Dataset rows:
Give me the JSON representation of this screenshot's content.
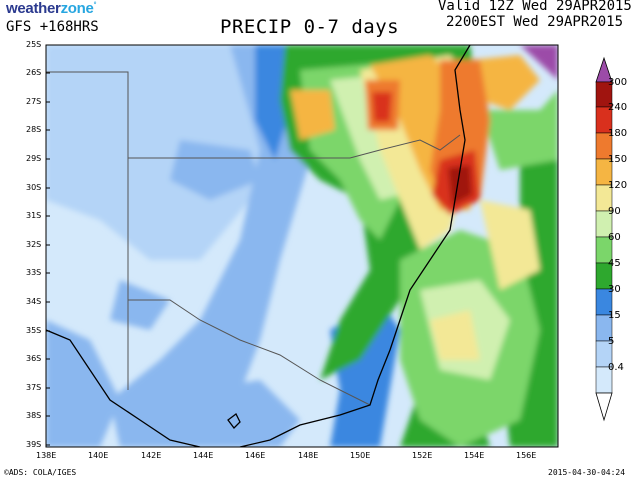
{
  "header": {
    "brand_a": "weather",
    "brand_b": "zone",
    "model_run": "GFS +168HRS",
    "title": "PRECIP 0-7 days",
    "valid": "Valid 12Z Wed 29APR2015",
    "local": "2200EST Wed 29APR2015"
  },
  "footer": {
    "credit": "©ADS: COLA/IGES",
    "stamp": "2015-04-30-04:24"
  },
  "map": {
    "lat_labels": [
      "25S",
      "26S",
      "27S",
      "28S",
      "29S",
      "30S",
      "31S",
      "32S",
      "33S",
      "34S",
      "35S",
      "36S",
      "37S",
      "38S",
      "39S"
    ],
    "lon_labels": [
      "138E",
      "140E",
      "142E",
      "144E",
      "146E",
      "148E",
      "150E",
      "152E",
      "154E",
      "156E"
    ]
  },
  "colorbar": {
    "levels": [
      "0.4",
      "5",
      "15",
      "30",
      "45",
      "60",
      "90",
      "120",
      "150",
      "180",
      "240",
      "300"
    ],
    "colors": [
      "#d4e9fb",
      "#b4d4f7",
      "#8ab7ef",
      "#3a87e0",
      "#2ea82e",
      "#7bd66a",
      "#d0f0b0",
      "#f3e896",
      "#f5b543",
      "#ee7a2e",
      "#d9301d",
      "#a0140f",
      "#9c4ba8"
    ]
  }
}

Exercise brief. Reproduce the listing exactly. Leave its pictures out.

Answer for this exercise.
Give me the JSON representation of this screenshot's content.
{
  "header": {
    "brand_a": "weather",
    "brand_b": "zone",
    "model_run": "GFS +168HRS",
    "title": "PRECIP 0-7 days",
    "valid": "Valid 12Z Wed 29APR2015",
    "local": "2200EST Wed 29APR2015"
  },
  "footer": {
    "credit": "©ADS: COLA/IGES",
    "stamp": "2015-04-30-04:24"
  },
  "map": {
    "lat_labels": [
      "25S",
      "26S",
      "27S",
      "28S",
      "29S",
      "30S",
      "31S",
      "32S",
      "33S",
      "34S",
      "35S",
      "36S",
      "37S",
      "38S",
      "39S"
    ],
    "lon_labels": [
      "138E",
      "140E",
      "142E",
      "144E",
      "146E",
      "148E",
      "150E",
      "152E",
      "154E",
      "156E"
    ]
  },
  "colorbar": {
    "levels": [
      "0.4",
      "5",
      "15",
      "30",
      "45",
      "60",
      "90",
      "120",
      "150",
      "180",
      "240",
      "300"
    ],
    "colors": [
      "#d4e9fb",
      "#b4d4f7",
      "#8ab7ef",
      "#3a87e0",
      "#2ea82e",
      "#7bd66a",
      "#d0f0b0",
      "#f3e896",
      "#f5b543",
      "#ee7a2e",
      "#d9301d",
      "#a0140f",
      "#9c4ba8"
    ]
  }
}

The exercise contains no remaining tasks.